[START OF Materials provided]
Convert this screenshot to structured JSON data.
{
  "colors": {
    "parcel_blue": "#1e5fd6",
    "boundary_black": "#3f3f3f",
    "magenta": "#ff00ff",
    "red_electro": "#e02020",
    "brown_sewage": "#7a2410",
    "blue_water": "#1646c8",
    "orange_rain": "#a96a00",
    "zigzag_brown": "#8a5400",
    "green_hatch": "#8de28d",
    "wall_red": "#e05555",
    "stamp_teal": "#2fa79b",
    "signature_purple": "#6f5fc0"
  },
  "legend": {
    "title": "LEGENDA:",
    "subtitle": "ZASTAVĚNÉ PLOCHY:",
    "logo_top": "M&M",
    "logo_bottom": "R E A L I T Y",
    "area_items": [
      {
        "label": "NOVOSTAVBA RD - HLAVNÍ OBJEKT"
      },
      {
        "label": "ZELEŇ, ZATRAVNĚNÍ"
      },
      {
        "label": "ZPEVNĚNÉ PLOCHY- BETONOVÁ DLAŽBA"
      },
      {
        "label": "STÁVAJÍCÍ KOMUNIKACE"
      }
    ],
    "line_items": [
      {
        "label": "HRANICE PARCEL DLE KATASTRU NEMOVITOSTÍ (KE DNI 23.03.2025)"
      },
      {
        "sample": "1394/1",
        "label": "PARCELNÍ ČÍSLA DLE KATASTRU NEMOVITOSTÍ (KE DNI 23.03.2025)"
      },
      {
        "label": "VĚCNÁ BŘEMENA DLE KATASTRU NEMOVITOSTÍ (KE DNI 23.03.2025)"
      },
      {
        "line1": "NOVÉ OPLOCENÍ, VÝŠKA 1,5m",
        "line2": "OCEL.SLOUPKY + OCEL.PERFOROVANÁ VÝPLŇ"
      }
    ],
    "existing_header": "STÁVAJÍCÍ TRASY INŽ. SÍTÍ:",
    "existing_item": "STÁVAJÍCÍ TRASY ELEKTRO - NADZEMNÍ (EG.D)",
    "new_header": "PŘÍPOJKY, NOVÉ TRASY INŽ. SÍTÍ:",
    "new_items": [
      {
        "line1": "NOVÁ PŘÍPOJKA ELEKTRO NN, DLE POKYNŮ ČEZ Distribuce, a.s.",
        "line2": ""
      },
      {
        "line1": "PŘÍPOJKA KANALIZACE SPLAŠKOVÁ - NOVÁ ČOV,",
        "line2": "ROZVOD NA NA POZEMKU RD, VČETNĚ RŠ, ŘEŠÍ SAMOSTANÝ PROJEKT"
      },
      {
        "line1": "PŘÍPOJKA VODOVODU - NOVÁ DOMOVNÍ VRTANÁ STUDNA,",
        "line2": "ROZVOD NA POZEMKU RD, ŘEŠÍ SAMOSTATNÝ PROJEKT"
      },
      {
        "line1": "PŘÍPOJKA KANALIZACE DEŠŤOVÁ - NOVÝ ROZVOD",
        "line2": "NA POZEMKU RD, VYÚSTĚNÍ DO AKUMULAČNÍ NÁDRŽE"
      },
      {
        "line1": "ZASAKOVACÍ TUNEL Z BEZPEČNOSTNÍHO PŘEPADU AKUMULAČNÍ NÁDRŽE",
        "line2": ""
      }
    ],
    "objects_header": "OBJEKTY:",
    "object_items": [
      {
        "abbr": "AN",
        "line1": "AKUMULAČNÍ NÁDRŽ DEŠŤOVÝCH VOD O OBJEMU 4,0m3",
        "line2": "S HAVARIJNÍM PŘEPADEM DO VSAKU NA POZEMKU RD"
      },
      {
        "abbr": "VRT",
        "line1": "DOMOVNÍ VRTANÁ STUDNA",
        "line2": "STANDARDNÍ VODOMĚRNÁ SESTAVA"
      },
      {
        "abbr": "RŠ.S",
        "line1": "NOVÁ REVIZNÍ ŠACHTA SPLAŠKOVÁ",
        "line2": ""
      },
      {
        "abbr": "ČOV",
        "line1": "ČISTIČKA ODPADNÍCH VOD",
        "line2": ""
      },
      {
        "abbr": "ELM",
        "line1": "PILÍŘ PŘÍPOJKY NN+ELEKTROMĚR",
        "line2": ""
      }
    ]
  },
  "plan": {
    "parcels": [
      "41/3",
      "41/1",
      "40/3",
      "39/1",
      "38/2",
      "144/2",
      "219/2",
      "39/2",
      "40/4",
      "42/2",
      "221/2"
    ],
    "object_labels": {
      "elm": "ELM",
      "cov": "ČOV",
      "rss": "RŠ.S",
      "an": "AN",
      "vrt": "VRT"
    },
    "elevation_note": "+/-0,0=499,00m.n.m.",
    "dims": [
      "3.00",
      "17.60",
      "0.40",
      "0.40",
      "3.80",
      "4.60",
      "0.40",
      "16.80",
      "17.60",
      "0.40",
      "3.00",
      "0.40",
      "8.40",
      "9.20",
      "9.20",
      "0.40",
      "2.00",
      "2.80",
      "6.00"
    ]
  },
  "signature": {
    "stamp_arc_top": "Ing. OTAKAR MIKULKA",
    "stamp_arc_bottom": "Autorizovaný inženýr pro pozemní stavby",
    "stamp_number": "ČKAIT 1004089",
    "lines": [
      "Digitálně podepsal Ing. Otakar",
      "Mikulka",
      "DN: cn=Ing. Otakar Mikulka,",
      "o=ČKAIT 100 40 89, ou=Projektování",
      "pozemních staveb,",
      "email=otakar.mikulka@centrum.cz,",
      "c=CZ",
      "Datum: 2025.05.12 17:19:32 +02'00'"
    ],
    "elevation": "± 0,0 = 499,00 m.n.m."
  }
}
[END OF Materials provided]
▶ **The exercise**
Gather and copy every line of the data in which the string "POZEMKU" is found.

▶ **Correct answer**
        "line2": "ROZVOD NA NA POZEMKU RD, VČETNĚ RŠ, ŘEŠÍ SAMOSTANÝ PROJEKT"
        "line2": "ROZVOD NA POZEMKU RD, ŘEŠÍ SAMOSTATNÝ PROJEKT"
        "line2": "NA POZEMKU RD, VYÚSTĚNÍ DO AKUMULAČNÍ NÁDRŽE"
        "line2": "S HAVARIJNÍM PŘEPADEM DO VSAKU NA POZEMKU RD"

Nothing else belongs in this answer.